» **What you have to do**
The records that follow must be reproduced in full, exactly as written.

⟨

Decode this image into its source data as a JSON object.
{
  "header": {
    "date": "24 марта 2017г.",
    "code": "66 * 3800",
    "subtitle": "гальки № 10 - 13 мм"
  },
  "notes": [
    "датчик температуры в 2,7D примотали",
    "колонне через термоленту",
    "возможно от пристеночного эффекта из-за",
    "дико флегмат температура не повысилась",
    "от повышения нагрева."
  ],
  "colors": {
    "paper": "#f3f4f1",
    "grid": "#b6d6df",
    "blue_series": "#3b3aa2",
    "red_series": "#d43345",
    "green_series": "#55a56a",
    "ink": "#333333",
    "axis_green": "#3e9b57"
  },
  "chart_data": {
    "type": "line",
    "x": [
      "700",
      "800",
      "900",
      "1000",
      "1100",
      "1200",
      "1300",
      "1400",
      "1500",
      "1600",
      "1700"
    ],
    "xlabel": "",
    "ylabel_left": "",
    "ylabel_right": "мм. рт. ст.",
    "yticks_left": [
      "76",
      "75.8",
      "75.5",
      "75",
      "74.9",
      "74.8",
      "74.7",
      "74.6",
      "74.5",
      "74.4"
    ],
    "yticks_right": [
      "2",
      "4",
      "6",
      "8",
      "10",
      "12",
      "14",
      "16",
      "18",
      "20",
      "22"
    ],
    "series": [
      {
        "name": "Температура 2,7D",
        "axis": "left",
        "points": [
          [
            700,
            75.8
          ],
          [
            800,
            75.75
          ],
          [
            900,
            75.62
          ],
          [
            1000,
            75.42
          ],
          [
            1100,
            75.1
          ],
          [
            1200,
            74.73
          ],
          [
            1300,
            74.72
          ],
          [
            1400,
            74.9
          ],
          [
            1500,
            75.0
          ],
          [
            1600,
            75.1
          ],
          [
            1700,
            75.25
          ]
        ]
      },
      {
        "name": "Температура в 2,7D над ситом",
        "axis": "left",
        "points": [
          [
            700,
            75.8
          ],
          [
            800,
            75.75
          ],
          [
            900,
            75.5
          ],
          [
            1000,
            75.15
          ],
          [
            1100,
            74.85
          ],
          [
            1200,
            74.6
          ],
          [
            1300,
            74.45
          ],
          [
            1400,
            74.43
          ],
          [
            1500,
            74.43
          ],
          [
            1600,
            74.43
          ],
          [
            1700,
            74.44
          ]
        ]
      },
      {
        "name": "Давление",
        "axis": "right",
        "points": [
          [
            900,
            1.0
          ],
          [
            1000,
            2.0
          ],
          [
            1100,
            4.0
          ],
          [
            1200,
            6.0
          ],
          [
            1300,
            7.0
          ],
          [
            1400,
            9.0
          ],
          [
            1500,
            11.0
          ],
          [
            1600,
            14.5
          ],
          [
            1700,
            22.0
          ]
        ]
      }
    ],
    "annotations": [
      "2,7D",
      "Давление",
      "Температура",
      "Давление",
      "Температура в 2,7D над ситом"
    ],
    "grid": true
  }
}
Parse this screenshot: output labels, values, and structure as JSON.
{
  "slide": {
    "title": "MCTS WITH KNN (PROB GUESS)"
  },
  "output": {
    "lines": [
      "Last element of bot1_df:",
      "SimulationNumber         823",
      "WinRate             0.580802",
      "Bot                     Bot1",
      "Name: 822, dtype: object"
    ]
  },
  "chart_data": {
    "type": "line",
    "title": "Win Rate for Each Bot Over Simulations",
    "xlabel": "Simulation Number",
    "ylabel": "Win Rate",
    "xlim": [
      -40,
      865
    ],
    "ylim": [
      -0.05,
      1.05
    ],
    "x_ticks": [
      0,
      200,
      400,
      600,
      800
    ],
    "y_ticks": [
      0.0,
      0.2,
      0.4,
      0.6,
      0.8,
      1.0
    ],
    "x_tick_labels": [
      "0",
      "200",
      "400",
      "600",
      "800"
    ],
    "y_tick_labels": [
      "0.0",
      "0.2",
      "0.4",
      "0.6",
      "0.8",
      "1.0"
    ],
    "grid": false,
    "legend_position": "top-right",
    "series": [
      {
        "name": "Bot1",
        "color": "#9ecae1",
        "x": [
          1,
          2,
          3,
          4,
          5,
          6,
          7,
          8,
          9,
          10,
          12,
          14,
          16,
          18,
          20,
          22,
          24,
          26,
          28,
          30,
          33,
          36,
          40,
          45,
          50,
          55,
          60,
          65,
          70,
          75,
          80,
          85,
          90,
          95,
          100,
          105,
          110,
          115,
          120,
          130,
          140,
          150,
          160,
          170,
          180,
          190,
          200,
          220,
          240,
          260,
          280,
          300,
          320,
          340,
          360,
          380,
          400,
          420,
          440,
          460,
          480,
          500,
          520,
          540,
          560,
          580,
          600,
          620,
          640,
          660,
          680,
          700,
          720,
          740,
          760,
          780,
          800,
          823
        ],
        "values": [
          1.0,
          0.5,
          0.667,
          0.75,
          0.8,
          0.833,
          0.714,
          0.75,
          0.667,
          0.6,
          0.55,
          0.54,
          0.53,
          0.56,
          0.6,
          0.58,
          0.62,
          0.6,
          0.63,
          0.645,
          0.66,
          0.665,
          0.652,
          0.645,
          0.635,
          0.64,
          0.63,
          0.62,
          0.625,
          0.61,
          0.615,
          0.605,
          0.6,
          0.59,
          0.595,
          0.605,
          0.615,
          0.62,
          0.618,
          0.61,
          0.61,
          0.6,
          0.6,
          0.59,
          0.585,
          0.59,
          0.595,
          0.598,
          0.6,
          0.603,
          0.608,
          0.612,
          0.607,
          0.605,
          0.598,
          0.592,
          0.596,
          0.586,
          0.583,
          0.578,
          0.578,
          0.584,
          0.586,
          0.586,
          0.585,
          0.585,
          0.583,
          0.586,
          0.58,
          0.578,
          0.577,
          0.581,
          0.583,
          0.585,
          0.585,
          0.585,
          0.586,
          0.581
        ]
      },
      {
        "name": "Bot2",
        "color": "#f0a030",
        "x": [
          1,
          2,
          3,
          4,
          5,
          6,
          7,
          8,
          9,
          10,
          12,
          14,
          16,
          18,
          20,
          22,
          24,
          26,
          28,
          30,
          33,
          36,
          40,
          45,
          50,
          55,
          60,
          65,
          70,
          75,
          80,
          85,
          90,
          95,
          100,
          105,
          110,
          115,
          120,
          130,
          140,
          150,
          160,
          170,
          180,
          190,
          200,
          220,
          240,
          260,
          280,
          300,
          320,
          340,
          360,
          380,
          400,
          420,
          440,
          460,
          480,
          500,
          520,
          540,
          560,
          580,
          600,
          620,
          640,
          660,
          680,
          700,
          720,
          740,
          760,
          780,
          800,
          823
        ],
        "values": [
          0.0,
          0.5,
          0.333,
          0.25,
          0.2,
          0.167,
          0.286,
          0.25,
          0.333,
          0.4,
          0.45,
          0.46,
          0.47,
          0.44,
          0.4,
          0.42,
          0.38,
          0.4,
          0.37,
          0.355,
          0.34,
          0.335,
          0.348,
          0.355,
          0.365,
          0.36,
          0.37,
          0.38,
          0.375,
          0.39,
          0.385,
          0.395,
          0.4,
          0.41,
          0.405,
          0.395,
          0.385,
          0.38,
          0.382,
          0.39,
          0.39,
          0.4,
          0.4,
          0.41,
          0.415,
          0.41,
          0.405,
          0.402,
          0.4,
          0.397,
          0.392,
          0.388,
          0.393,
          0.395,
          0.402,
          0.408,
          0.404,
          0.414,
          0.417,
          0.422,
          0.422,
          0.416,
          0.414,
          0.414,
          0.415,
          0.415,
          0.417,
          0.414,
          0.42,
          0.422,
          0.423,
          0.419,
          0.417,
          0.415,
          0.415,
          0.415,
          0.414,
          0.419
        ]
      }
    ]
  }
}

⟩

» **Output of the exercise**
Decode this image into its source data as a JSON object.
{
  "header": {
    "date": "24 марта 2017г.",
    "code": "66 * 3800",
    "subtitle": "гальки № 10 - 13 мм"
  },
  "notes": [
    "датчик температуры в 2,7D примотали",
    "колонне через термоленту",
    "возможно от пристеночного эффекта из-за",
    "дико флегмат температура не повысилась",
    "от повышения нагрева."
  ],
  "colors": {
    "paper": "#f3f4f1",
    "grid": "#b6d6df",
    "blue_series": "#3b3aa2",
    "red_series": "#d43345",
    "green_series": "#55a56a",
    "ink": "#333333",
    "axis_green": "#3e9b57"
  },
  "chart_data": {
    "type": "line",
    "x": [
      "700",
      "800",
      "900",
      "1000",
      "1100",
      "1200",
      "1300",
      "1400",
      "1500",
      "1600",
      "1700"
    ],
    "xlabel": "",
    "ylabel_left": "",
    "ylabel_right": "мм. рт. ст.",
    "yticks_left": [
      "76",
      "75.8",
      "75.5",
      "75",
      "74.9",
      "74.8",
      "74.7",
      "74.6",
      "74.5",
      "74.4"
    ],
    "yticks_right": [
      "2",
      "4",
      "6",
      "8",
      "10",
      "12",
      "14",
      "16",
      "18",
      "20",
      "22"
    ],
    "series": [
      {
        "name": "Температура 2,7D",
        "axis": "left",
        "points": [
          [
            700,
            75.8
          ],
          [
            800,
            75.75
          ],
          [
            900,
            75.62
          ],
          [
            1000,
            75.42
          ],
          [
            1100,
            75.1
          ],
          [
            1200,
            74.73
          ],
          [
            1300,
            74.72
          ],
          [
            1400,
            74.9
          ],
          [
            1500,
            75.0
          ],
          [
            1600,
            75.1
          ],
          [
            1700,
            75.25
          ]
        ]
      },
      {
        "name": "Температура в 2,7D над ситом",
        "axis": "left",
        "points": [
          [
            700,
            75.8
          ],
          [
            800,
            75.75
          ],
          [
            900,
            75.5
          ],
          [
            1000,
            75.15
          ],
          [
            1100,
            74.85
          ],
          [
            1200,
            74.6
          ],
          [
            1300,
            74.45
          ],
          [
            1400,
            74.43
          ],
          [
            1500,
            74.43
          ],
          [
            1600,
            74.43
          ],
          [
            1700,
            74.44
          ]
        ]
      },
      {
        "name": "Давление",
        "axis": "right",
        "points": [
          [
            900,
            1.0
          ],
          [
            1000,
            2.0
          ],
          [
            1100,
            4.0
          ],
          [
            1200,
            6.0
          ],
          [
            1300,
            7.0
          ],
          [
            1400,
            9.0
          ],
          [
            1500,
            11.0
          ],
          [
            1600,
            14.5
          ],
          [
            1700,
            22.0
          ]
        ]
      }
    ],
    "annotations": [
      "2,7D",
      "Давление",
      "Температура",
      "Давление",
      "Температура в 2,7D над ситом"
    ],
    "grid": true
  }
}
Parse this screenshot: output labels, values, and structure as JSON.
{
  "slide": {
    "title": "MCTS WITH KNN (PROB GUESS)"
  },
  "output": {
    "lines": [
      "Last element of bot1_df:",
      "SimulationNumber         823",
      "WinRate             0.580802",
      "Bot                     Bot1",
      "Name: 822, dtype: object"
    ]
  },
  "chart_data": {
    "type": "line",
    "title": "Win Rate for Each Bot Over Simulations",
    "xlabel": "Simulation Number",
    "ylabel": "Win Rate",
    "xlim": [
      -40,
      865
    ],
    "ylim": [
      -0.05,
      1.05
    ],
    "x_ticks": [
      0,
      200,
      400,
      600,
      800
    ],
    "y_ticks": [
      0.0,
      0.2,
      0.4,
      0.6,
      0.8,
      1.0
    ],
    "x_tick_labels": [
      "0",
      "200",
      "400",
      "600",
      "800"
    ],
    "y_tick_labels": [
      "0.0",
      "0.2",
      "0.4",
      "0.6",
      "0.8",
      "1.0"
    ],
    "grid": false,
    "legend_position": "top-right",
    "series": [
      {
        "name": "Bot1",
        "color": "#9ecae1",
        "x": [
          1,
          2,
          3,
          4,
          5,
          6,
          7,
          8,
          9,
          10,
          12,
          14,
          16,
          18,
          20,
          22,
          24,
          26,
          28,
          30,
          33,
          36,
          40,
          45,
          50,
          55,
          60,
          65,
          70,
          75,
          80,
          85,
          90,
          95,
          100,
          105,
          110,
          115,
          120,
          130,
          140,
          150,
          160,
          170,
          180,
          190,
          200,
          220,
          240,
          260,
          280,
          300,
          320,
          340,
          360,
          380,
          400,
          420,
          440,
          460,
          480,
          500,
          520,
          540,
          560,
          580,
          600,
          620,
          640,
          660,
          680,
          700,
          720,
          740,
          760,
          780,
          800,
          823
        ],
        "values": [
          1.0,
          0.5,
          0.667,
          0.75,
          0.8,
          0.833,
          0.714,
          0.75,
          0.667,
          0.6,
          0.55,
          0.54,
          0.53,
          0.56,
          0.6,
          0.58,
          0.62,
          0.6,
          0.63,
          0.645,
          0.66,
          0.665,
          0.652,
          0.645,
          0.635,
          0.64,
          0.63,
          0.62,
          0.625,
          0.61,
          0.615,
          0.605,
          0.6,
          0.59,
          0.595,
          0.605,
          0.615,
          0.62,
          0.618,
          0.61,
          0.61,
          0.6,
          0.6,
          0.59,
          0.585,
          0.59,
          0.595,
          0.598,
          0.6,
          0.603,
          0.608,
          0.612,
          0.607,
          0.605,
          0.598,
          0.592,
          0.596,
          0.586,
          0.583,
          0.578,
          0.578,
          0.584,
          0.586,
          0.586,
          0.585,
          0.585,
          0.583,
          0.586,
          0.58,
          0.578,
          0.577,
          0.581,
          0.583,
          0.585,
          0.585,
          0.585,
          0.586,
          0.581
        ]
      },
      {
        "name": "Bot2",
        "color": "#f0a030",
        "x": [
          1,
          2,
          3,
          4,
          5,
          6,
          7,
          8,
          9,
          10,
          12,
          14,
          16,
          18,
          20,
          22,
          24,
          26,
          28,
          30,
          33,
          36,
          40,
          45,
          50,
          55,
          60,
          65,
          70,
          75,
          80,
          85,
          90,
          95,
          100,
          105,
          110,
          115,
          120,
          130,
          140,
          150,
          160,
          170,
          180,
          190,
          200,
          220,
          240,
          260,
          280,
          300,
          320,
          340,
          360,
          380,
          400,
          420,
          440,
          460,
          480,
          500,
          520,
          540,
          560,
          580,
          600,
          620,
          640,
          660,
          680,
          700,
          720,
          740,
          760,
          780,
          800,
          823
        ],
        "values": [
          0.0,
          0.5,
          0.333,
          0.25,
          0.2,
          0.167,
          0.286,
          0.25,
          0.333,
          0.4,
          0.45,
          0.46,
          0.47,
          0.44,
          0.4,
          0.42,
          0.38,
          0.4,
          0.37,
          0.355,
          0.34,
          0.335,
          0.348,
          0.355,
          0.365,
          0.36,
          0.37,
          0.38,
          0.375,
          0.39,
          0.385,
          0.395,
          0.4,
          0.41,
          0.405,
          0.395,
          0.385,
          0.38,
          0.382,
          0.39,
          0.39,
          0.4,
          0.4,
          0.41,
          0.415,
          0.41,
          0.405,
          0.402,
          0.4,
          0.397,
          0.392,
          0.388,
          0.393,
          0.395,
          0.402,
          0.408,
          0.404,
          0.414,
          0.417,
          0.422,
          0.422,
          0.416,
          0.414,
          0.414,
          0.415,
          0.415,
          0.417,
          0.414,
          0.42,
          0.422,
          0.423,
          0.419,
          0.417,
          0.415,
          0.415,
          0.415,
          0.414,
          0.419
        ]
      }
    ]
  }
}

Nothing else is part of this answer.